— start Exercise materials —

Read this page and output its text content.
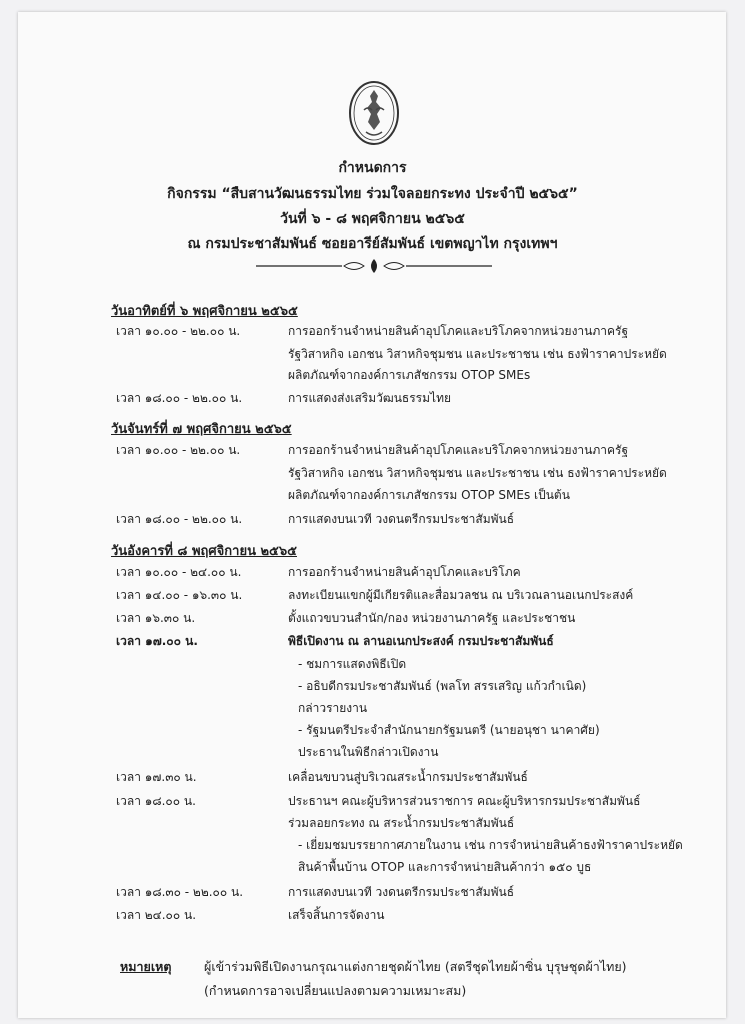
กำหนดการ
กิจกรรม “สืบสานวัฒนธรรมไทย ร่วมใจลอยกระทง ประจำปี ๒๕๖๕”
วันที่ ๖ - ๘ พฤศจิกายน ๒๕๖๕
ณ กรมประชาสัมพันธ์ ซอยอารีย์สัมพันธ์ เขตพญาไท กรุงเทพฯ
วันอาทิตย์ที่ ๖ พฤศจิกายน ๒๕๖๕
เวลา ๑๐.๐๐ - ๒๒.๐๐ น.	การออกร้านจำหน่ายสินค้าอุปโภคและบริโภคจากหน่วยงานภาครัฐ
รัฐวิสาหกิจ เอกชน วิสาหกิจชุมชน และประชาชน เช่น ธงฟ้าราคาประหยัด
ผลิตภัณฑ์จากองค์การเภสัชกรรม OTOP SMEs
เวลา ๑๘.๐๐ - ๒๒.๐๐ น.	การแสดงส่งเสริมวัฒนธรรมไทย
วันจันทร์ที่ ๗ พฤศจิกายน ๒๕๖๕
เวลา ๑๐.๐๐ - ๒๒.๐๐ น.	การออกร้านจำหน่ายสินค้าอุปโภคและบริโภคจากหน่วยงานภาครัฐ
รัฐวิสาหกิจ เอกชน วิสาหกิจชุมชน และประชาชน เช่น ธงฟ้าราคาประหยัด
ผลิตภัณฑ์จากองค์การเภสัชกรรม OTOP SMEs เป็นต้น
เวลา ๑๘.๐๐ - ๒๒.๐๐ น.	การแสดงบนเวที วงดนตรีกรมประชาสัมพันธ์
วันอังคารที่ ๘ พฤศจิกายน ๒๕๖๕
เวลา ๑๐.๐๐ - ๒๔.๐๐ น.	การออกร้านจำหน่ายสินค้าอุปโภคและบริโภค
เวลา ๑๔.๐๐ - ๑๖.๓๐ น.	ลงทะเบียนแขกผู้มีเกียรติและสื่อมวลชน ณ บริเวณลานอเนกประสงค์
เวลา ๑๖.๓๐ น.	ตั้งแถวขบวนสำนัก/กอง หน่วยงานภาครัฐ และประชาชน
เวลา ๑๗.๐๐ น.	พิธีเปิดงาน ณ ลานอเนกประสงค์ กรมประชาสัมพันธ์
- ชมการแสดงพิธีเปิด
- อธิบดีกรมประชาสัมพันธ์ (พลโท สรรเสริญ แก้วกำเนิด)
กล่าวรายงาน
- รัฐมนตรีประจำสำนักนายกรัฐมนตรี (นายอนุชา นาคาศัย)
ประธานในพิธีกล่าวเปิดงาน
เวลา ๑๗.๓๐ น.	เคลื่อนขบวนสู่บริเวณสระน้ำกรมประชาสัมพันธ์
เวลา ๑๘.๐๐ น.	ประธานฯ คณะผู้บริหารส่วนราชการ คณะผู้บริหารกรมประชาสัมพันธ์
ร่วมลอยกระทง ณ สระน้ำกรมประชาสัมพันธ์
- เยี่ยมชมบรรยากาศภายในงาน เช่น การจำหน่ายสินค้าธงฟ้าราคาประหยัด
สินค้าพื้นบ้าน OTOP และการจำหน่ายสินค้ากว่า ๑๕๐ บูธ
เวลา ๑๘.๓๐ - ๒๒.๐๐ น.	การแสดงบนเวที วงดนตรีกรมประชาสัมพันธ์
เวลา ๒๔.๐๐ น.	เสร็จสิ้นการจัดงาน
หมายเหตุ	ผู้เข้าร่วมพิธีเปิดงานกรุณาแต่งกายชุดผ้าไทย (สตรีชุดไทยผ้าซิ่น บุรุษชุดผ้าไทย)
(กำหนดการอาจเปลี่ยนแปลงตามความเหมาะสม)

— end Exercise materials —
— start Exercise materials —

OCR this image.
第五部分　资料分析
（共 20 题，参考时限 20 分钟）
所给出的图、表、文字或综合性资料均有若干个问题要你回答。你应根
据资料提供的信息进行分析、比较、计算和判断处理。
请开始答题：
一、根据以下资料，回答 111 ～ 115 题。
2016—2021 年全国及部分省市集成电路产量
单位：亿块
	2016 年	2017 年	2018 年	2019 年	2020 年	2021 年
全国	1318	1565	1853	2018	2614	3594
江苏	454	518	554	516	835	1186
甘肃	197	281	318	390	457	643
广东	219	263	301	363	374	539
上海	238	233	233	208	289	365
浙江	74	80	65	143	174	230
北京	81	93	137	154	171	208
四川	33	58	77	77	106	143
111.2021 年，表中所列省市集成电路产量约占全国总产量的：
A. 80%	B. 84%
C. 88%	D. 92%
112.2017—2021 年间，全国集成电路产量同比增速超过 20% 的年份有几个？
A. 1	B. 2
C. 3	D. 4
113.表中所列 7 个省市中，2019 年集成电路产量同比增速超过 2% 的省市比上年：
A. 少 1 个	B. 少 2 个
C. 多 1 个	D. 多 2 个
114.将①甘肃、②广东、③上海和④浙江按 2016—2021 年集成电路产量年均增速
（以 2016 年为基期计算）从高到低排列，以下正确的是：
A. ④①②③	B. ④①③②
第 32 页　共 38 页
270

— end Exercise materials —

### Exercise description
Look through the listing and extract every line with "OTOP" in it.

### The output
ผลิตภัณฑ์จากองค์การเภสัชกรรม OTOP SMEs
ผลิตภัณฑ์จากองค์การเภสัชกรรม OTOP SMEs เป็นต้น
สินค้าพื้นบ้าน OTOP และการจำหน่ายสินค้ากว่า ๑๕๐ บูธ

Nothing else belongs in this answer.